§ **Задания**
A: В тексте о жанровой системе в поэзии список жанров из учебника сравнивается с классификацией животных. Из чьего рассказа эта классификация?
B: Перечислите все поэтические жанры, которые названы в тексте о жанровой системе в поэзии как пункты списка из учебника по теории литературы.
C: Продолжите текст о жанровой системе в поэзии. Начните сразу после его последнего предложения.

::: Исходный текст

В
школьном курсе литературы есть упоминание о том, что жанровая система
отличается строгостью в эпоху
классицизма и распадается в поэзии пушкинской эпохи. Это верно – но оставляет
место для вопросов: «Распадается – в какой мере? К какому времени? Что приходит
ей на смену?» Это – проблемы не только школьного курса: в учебнике по теории
литературы, по которому до недавнего времени обучали на филологическом
факультете МГУ, список поэтических жанров выглядел так: «Ода – сатира – … –
элегия – баллада – … философская лирика – пейзажная лирика – … – сонет». Это
близко напоминает анекдотическую классификацию из рассказа Борхеса: «Животные
делятся на: а) принадлежащих императору; б) нарисованных очень тонкой кисточкой
из верблюжьей шерсти; в) ламантинов; г) и прочих; д) покрытых перьями; е) еле
различимых глазом…»
Несомненно,
что во времена Сумарокова любое поэтическое (да и прозаическое – с некоторыми
оговорками) произведение вписывалось в рамки определённого жанра и вне таковых
просто не воспринималось в качестве литературы. Так же несомненно, что уже в
начале XIX в. бóльшая
часть этих жанров расплывается в более общем понятии «лирического
стихотворения», хотя некоторые из них (послание, баллада) ещё долго сохраняют
свою особость, а другие (ода, элегия) время от времени напоминают о себе.
Но
полностью стереть жанровые границы, как оказалось, невозможно. Даже сейчас,
когда никакие заранее предписанные нормы поэту не указ, некоторые группы
стихотворений легко вычленяются из общего потока лирики – не по условным признакам,
которыми можно пренебречь, а по природе самого поэтического высказывания.

::::::
::: Список строк

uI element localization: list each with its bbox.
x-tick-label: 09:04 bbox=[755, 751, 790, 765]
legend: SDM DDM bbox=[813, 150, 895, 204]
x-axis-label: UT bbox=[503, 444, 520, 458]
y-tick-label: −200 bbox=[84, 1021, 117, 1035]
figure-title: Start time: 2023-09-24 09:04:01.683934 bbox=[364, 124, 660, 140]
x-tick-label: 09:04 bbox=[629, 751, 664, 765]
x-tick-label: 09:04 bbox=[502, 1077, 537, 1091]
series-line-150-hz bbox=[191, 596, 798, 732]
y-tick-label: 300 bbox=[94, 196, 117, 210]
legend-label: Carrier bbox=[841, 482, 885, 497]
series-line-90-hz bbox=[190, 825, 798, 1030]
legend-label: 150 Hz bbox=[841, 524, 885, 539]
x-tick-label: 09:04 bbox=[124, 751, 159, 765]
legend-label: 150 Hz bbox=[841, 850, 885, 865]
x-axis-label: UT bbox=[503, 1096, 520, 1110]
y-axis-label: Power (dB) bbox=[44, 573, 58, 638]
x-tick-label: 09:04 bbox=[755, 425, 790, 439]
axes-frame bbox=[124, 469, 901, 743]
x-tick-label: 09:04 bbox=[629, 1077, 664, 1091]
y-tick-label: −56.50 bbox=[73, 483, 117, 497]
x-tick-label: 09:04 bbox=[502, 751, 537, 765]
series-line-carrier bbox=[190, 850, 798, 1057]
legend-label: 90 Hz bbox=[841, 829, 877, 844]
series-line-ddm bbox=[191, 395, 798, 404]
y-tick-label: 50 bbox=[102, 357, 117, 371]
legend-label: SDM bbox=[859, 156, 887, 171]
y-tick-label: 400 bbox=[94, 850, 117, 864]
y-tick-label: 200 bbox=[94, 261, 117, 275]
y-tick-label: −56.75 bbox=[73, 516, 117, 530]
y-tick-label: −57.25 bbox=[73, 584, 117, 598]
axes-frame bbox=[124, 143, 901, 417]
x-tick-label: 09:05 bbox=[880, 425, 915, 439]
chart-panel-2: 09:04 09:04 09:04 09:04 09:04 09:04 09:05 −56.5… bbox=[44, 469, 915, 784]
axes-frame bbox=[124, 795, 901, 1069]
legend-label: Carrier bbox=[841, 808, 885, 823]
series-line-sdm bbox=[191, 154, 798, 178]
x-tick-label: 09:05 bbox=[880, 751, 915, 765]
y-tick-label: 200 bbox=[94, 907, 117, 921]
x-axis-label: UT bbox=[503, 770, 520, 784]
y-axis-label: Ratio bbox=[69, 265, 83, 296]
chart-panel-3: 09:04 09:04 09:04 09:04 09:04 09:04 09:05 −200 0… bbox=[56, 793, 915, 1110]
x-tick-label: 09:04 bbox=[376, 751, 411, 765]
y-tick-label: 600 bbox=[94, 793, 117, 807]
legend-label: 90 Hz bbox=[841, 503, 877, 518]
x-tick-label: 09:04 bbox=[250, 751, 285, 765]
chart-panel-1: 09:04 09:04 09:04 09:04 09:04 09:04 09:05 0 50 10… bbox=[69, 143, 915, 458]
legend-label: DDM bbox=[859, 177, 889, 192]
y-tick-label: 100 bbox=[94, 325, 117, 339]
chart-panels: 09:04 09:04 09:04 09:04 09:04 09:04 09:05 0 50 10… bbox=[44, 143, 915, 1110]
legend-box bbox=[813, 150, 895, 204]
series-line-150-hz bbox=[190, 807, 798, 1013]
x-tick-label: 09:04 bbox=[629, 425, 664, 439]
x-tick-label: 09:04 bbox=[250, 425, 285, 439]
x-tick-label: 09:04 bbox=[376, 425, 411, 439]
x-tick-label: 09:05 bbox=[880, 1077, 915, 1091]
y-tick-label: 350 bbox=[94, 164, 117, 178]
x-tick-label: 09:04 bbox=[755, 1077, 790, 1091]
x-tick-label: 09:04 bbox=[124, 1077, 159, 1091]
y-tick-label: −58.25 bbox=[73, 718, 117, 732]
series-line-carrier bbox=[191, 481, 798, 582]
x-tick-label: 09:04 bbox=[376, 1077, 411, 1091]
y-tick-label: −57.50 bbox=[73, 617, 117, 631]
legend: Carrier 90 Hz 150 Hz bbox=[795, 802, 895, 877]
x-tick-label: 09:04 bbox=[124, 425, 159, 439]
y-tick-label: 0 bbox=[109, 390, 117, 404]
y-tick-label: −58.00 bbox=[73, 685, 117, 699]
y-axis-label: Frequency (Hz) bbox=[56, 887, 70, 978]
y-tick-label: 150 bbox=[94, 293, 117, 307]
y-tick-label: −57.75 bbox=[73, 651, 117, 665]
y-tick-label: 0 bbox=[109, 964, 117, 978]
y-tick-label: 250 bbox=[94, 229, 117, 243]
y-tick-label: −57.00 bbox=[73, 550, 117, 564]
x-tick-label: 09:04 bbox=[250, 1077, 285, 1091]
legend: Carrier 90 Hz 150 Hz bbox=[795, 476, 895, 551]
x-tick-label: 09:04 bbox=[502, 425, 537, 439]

::::::

§ **Ответы на задания**
A: Из рассказа Борхеса.

B: Ода, сатира, элегия, баллада, философская лирика, пейзажная лирика, сонет.

C:
И
главный из этих признаков – место лирического «я». По определению, лирика – это
речь о себе. Но «чистая» лирика – прямой разговор о своих чувствах, как,
скажем, «Я вас любил…» – лирической поэзии всё же не исчерпывает, хотя и
встречается часто:
(Из цикла «Реквием»)
Нет, это не я, это кто-то
другой страдает,
Я бы так не могла, а то, что
случилось,
Пусть черные сукна покроют
И пусть унесут фонари...
Ночь.
(А. Ахматова, 1938)
Стихотворение
кажется вполне понятным (особенно в контексте всего «Реквиема»), хотя и
несколько странным. Уже звучание его трудно назвать обычным. Перед нами
свободный стих, но повышенно-ритмичный: 3-я и 4-я строки звучат чистым
амфибрахием, на их фоне и в первых двух слышится ритм трёхсложного размера,
хотя и с нарушениями (таким же размером написано стихотворение Ахматовой
«Думали, нищие мы, нету у нас ничего…»). Последняя строка, из одного ударного
слога, даёт резкий перебой, как будто бы вторжение прозы. Ассоциации такого
размера многообразны. Тут и народные
траурные заплачки («О, Муза плача, прекраснейшая из муз» – писала Цветаева об
Ахматовой), и намеренная небрежность:
горло так стиснуто мукой, что нет сил для заботы о ритме. Последняя строка
звучит как бы «на излёте», когда причитанием уже сорван голос (возможны,
конечно, и другие ассоциации).
На
словесном уровне примечательна синтаксическая двусмысленность: «Пусть фонари (Nom.) унесут то, что случилось» (такое понимание предпочтительней
из-за параллелизма с предыдущим стихом и пунктуации) или «Пусть унесут фонари (Acc.) и оставят меня в темноте» (такое понимание лучше согласуется
с последней строкой)? Возможность двоякой трактовки придаёт стиху
дополнительное измерение.
На
образном уровне отметим, что ситуация, собственно, не названа, хотя и
подсказана контекстом цикла. Такое умолчание – характерный приём Ахматовой: у
неё часто нужно восстановить или ситуацию по беглым намёкам, или чувство – по
внешним проявлениям. Здесь недоговорённость и психологически понятна (слишком
тяжело это помнить и об этом говорить), и
напоминает о страхе, объявшем уцелевших во время террора, и делает
ситуацию более обобщённой (у Ахматовой арестовали сына, героиня могла утратить
мужа, отца, брата…)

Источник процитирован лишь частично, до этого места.